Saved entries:
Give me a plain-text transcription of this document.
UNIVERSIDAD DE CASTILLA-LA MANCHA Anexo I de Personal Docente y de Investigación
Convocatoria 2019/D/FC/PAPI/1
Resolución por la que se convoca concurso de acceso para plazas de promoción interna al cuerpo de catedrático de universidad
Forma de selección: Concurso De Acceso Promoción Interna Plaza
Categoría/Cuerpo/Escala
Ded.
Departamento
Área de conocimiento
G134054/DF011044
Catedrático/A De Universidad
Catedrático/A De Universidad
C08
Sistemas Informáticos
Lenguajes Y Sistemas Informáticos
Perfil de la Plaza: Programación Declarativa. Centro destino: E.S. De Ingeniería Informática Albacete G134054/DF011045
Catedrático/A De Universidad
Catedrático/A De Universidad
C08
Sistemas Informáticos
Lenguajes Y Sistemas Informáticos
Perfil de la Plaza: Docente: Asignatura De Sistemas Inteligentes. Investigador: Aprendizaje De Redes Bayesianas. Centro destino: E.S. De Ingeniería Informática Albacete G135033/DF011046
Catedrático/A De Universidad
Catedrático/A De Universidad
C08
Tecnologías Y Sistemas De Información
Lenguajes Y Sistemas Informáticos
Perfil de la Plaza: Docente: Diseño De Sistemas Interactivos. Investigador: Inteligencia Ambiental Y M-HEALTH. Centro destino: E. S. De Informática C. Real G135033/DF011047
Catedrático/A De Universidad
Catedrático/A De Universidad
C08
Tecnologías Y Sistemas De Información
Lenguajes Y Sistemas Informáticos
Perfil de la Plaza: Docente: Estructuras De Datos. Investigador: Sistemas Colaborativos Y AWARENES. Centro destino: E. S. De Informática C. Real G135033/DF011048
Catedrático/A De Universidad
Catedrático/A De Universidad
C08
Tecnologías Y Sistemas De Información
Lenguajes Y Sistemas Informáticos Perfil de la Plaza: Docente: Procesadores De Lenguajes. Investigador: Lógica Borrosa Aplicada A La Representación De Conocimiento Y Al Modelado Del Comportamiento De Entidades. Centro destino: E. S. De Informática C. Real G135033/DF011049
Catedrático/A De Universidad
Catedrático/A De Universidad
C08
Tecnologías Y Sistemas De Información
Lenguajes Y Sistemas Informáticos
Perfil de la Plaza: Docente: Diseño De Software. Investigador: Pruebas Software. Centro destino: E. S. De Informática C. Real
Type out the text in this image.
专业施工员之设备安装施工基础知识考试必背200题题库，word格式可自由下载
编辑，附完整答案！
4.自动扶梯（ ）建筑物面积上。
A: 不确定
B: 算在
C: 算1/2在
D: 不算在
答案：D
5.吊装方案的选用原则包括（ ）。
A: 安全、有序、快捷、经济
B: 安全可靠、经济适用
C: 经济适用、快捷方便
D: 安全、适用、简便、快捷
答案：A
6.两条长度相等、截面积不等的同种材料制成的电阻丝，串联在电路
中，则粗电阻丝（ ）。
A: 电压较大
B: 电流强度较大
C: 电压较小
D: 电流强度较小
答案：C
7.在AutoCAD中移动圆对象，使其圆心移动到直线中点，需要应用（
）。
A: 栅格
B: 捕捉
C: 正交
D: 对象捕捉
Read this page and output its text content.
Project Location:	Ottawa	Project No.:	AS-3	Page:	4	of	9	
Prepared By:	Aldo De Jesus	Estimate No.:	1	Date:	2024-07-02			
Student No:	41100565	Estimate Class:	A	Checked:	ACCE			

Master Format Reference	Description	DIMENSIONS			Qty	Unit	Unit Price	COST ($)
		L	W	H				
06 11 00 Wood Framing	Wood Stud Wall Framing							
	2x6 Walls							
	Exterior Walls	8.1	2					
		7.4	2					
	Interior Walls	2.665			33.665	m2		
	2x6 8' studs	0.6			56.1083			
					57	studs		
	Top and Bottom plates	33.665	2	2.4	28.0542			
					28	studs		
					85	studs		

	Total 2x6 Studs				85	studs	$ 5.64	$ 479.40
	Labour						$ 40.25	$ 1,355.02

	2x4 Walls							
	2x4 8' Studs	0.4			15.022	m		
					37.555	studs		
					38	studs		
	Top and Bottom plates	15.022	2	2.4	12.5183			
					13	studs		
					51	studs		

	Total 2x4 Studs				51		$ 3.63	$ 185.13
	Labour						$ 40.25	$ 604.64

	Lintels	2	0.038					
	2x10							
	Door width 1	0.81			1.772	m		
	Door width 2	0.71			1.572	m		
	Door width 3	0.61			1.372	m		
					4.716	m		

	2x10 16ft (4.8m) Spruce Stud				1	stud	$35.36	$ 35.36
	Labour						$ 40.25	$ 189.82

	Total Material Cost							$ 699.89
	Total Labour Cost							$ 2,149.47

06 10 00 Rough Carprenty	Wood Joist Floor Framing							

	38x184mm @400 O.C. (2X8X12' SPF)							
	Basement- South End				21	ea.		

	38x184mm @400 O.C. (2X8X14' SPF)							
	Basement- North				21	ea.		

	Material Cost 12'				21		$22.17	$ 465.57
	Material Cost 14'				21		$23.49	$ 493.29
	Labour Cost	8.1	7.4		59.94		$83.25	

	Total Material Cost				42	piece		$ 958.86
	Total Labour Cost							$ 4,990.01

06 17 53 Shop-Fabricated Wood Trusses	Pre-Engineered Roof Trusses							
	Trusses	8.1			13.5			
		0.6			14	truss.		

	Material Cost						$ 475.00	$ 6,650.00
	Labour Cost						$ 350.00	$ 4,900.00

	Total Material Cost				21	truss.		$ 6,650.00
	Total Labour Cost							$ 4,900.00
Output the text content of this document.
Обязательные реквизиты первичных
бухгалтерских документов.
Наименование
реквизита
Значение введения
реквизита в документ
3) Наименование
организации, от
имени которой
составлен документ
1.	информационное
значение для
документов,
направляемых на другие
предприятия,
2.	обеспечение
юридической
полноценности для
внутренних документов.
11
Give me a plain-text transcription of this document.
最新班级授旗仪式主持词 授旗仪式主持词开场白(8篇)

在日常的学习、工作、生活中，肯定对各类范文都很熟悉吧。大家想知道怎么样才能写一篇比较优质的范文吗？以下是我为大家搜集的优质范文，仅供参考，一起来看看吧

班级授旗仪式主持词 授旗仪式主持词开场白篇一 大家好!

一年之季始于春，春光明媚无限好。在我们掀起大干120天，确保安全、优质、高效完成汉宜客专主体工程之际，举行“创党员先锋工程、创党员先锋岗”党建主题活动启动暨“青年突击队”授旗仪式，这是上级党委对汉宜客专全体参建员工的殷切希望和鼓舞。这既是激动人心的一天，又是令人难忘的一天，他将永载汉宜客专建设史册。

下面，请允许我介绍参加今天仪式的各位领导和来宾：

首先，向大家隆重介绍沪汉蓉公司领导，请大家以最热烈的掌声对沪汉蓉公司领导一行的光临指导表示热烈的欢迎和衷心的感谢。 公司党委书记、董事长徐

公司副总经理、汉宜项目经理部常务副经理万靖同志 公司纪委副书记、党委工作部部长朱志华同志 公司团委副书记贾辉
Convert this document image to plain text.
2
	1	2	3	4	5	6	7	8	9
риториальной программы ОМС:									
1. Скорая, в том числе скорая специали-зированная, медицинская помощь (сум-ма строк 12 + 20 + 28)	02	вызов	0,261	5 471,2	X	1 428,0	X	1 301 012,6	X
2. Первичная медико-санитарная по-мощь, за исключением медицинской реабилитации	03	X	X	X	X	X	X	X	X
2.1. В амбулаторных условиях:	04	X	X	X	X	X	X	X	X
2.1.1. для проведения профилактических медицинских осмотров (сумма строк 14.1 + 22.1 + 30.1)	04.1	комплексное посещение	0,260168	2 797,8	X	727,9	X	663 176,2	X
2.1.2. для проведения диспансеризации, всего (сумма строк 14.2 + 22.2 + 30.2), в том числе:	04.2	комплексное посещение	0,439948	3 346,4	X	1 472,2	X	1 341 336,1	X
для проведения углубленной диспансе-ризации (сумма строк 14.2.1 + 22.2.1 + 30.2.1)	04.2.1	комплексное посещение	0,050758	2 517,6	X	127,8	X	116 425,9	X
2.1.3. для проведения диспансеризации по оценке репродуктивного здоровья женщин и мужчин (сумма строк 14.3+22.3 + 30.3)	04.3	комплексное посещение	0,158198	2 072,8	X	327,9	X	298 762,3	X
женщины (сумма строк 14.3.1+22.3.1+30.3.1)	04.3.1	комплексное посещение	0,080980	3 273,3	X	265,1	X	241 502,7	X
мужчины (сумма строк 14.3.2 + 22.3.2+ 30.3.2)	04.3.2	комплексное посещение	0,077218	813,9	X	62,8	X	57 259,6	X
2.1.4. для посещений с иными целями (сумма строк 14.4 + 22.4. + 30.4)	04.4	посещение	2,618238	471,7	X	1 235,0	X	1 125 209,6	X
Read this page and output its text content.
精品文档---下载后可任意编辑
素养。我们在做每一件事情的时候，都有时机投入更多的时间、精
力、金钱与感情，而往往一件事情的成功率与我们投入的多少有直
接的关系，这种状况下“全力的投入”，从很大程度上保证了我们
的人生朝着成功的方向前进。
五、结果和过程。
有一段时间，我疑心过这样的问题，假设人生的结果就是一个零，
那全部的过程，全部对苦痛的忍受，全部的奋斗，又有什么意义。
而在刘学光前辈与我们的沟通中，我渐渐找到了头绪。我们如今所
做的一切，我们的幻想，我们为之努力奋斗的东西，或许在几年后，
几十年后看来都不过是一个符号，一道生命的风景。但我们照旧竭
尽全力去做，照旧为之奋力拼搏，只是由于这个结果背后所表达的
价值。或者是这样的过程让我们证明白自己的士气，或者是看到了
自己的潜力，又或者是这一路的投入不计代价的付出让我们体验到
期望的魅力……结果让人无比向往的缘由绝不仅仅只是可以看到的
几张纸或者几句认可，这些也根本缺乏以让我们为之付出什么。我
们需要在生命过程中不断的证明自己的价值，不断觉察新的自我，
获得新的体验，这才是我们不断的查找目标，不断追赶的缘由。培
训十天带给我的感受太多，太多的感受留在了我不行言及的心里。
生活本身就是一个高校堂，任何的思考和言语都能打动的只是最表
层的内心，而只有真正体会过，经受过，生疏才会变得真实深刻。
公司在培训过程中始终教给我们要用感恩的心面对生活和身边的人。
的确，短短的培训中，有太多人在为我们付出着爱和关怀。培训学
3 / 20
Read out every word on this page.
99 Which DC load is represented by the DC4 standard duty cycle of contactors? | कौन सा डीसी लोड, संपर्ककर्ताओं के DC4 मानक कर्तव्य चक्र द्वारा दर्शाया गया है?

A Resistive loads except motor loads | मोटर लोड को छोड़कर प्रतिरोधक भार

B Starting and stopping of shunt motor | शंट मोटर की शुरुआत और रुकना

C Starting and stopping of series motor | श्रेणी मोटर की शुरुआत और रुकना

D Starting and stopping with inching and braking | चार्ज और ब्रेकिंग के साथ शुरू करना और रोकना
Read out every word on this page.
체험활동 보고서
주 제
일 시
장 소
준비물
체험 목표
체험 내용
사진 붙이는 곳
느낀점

_TASK STATEMENT_
Where a line in the material contains "Diseño", copy that line.

_EXERCISE OUTPUT_
Perfil de la Plaza: Docente: Diseño De Sistemas Interactivos. Investigador: Inteligencia Ambiental Y M-HEALTH. Centro destino: E. S. De Informática C. Real G135033/DF011047
Perfil de la Plaza: Docente: Diseño De Software. Investigador: Pruebas Software. Centro destino: E. S. De Informática C. Real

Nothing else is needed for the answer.